§ Set problem: Identify and reproduce every line holding the string "range".

§ Exercise data:
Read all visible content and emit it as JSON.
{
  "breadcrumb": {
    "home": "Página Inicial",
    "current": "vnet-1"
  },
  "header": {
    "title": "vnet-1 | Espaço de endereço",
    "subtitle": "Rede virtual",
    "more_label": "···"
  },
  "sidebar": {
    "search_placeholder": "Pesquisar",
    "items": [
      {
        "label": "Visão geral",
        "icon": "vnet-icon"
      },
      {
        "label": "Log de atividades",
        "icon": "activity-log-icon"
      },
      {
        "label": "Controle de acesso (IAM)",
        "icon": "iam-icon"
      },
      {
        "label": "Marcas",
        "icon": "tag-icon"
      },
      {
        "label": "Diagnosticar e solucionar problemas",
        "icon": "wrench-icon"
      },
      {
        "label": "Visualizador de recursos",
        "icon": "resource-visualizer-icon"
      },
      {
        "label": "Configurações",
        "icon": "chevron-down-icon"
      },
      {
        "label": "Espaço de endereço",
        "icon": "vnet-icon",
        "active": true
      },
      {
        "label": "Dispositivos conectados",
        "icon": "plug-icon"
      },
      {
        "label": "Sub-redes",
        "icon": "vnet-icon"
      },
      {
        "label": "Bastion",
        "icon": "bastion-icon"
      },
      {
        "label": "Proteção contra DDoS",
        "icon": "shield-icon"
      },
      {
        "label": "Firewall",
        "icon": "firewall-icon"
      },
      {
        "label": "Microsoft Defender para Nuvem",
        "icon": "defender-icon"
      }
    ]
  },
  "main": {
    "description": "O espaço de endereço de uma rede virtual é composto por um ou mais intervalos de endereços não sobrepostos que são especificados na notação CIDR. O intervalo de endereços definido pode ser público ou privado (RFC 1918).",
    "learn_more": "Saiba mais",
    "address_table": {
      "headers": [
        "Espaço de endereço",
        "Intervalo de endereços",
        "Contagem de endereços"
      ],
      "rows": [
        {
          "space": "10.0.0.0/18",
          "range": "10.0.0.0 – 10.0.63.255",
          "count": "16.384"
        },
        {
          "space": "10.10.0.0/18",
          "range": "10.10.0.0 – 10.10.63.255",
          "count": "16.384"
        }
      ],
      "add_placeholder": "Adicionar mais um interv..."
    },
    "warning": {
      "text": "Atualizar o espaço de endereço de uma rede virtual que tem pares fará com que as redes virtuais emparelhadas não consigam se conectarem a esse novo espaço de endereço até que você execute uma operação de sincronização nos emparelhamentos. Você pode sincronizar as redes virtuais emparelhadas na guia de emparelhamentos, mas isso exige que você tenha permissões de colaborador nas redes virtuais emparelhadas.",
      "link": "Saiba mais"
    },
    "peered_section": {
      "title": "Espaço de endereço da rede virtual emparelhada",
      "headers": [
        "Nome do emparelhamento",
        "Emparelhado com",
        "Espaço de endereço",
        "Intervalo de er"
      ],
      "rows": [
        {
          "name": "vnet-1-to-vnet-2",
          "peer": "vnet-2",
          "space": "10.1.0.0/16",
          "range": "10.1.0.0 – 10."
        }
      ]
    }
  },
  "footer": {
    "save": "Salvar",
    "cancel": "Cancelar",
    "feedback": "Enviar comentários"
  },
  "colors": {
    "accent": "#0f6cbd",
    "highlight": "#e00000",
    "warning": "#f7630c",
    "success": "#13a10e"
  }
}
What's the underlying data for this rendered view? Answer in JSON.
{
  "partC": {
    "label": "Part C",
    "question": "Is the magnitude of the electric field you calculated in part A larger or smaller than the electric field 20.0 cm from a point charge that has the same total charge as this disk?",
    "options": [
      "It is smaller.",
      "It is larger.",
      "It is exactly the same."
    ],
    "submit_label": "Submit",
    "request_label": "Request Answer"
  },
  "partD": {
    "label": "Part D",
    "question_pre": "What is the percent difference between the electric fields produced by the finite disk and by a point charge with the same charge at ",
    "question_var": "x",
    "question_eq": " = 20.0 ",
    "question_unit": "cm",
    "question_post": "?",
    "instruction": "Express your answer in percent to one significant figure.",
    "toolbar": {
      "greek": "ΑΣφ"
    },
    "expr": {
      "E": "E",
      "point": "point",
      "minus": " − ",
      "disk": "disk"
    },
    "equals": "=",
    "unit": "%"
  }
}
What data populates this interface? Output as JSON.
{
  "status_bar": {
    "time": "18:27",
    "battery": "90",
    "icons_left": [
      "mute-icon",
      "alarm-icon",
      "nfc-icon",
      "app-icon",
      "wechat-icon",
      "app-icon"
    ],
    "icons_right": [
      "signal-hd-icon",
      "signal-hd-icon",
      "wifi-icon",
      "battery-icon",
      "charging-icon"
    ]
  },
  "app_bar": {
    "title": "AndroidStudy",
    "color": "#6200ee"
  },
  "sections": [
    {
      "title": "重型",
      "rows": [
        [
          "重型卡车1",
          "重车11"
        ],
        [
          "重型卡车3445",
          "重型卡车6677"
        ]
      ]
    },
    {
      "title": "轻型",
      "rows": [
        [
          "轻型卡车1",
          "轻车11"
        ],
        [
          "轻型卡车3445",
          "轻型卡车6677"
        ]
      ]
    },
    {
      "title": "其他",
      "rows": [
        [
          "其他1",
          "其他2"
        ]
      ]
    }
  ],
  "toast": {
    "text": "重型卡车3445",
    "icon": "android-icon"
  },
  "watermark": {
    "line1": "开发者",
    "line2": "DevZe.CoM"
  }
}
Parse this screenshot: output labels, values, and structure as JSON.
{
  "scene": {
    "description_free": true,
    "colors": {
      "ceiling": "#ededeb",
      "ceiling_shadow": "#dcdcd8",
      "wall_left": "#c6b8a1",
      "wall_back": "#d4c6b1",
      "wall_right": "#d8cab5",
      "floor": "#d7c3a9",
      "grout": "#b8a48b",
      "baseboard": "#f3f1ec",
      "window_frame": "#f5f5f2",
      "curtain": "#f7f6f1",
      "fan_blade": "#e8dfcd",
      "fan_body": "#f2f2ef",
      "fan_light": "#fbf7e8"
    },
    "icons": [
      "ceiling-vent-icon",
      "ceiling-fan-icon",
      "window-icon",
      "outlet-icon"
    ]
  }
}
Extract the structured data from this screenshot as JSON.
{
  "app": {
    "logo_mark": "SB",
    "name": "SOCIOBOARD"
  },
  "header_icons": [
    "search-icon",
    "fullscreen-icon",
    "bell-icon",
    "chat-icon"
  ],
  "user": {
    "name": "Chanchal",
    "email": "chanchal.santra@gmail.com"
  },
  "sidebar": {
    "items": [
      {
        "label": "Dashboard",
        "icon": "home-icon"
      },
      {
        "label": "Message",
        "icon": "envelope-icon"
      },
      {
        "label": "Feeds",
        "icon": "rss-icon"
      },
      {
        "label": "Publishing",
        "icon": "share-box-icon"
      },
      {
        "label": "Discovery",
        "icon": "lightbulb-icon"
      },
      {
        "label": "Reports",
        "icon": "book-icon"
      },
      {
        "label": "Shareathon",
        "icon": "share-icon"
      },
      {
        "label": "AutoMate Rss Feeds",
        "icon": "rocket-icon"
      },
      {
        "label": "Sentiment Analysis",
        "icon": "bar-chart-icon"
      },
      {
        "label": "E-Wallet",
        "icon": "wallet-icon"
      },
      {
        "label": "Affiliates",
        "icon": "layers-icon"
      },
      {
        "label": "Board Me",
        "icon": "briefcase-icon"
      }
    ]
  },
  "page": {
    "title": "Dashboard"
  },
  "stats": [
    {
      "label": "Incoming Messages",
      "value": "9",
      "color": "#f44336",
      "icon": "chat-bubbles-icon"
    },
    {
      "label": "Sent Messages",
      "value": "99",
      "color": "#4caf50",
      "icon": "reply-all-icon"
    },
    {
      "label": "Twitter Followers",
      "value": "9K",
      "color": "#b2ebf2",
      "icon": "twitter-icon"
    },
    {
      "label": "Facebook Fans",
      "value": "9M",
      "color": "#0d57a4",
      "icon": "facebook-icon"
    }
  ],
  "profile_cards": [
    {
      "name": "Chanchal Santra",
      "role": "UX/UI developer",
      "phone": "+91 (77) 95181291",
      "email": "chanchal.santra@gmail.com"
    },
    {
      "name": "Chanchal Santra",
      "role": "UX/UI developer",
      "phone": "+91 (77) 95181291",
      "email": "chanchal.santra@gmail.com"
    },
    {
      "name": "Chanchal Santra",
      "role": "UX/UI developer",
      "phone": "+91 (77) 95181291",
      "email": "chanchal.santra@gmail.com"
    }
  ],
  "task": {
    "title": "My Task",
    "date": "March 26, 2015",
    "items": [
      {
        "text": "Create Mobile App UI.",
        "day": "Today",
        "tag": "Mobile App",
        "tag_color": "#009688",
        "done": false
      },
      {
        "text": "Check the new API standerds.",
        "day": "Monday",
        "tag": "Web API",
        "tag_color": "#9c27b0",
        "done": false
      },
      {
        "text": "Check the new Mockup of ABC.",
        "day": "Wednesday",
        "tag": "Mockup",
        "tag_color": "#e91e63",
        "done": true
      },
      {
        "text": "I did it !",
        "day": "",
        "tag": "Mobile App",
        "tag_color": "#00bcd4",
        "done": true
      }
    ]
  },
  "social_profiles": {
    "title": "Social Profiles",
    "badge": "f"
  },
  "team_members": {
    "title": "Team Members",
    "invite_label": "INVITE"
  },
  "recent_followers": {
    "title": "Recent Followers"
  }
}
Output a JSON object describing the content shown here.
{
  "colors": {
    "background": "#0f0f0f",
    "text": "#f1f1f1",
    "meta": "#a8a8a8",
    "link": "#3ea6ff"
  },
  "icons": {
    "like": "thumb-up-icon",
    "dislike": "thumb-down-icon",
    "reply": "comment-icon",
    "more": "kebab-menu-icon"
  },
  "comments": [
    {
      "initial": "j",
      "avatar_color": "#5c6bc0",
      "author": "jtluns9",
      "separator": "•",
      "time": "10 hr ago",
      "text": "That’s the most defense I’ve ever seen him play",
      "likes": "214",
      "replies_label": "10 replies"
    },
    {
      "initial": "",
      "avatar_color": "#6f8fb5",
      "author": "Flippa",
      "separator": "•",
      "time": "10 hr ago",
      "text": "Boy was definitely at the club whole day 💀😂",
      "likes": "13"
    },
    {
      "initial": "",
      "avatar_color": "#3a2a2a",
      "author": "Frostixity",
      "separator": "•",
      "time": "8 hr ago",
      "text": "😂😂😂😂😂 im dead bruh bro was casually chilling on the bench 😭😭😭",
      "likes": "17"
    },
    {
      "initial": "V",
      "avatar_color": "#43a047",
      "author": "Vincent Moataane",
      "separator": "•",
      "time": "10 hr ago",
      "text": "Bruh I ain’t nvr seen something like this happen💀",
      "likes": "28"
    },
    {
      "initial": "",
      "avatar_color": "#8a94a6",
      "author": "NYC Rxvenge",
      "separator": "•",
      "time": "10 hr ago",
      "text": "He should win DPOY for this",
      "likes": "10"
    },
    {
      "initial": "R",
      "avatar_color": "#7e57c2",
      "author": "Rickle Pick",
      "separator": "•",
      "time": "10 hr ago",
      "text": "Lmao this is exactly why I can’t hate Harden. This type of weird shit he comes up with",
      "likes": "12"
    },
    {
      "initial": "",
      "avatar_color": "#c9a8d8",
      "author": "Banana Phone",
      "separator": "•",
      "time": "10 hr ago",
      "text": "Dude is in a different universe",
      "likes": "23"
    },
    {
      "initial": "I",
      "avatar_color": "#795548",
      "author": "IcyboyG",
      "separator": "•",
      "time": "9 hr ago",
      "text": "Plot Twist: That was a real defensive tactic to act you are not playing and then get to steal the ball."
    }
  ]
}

§ The solution:
          "range": "10.0.0.0 – 10.0.63.255",
          "range": "10.10.0.0 – 10.10.63.255",
          "range": "10.1.0.0 – 10."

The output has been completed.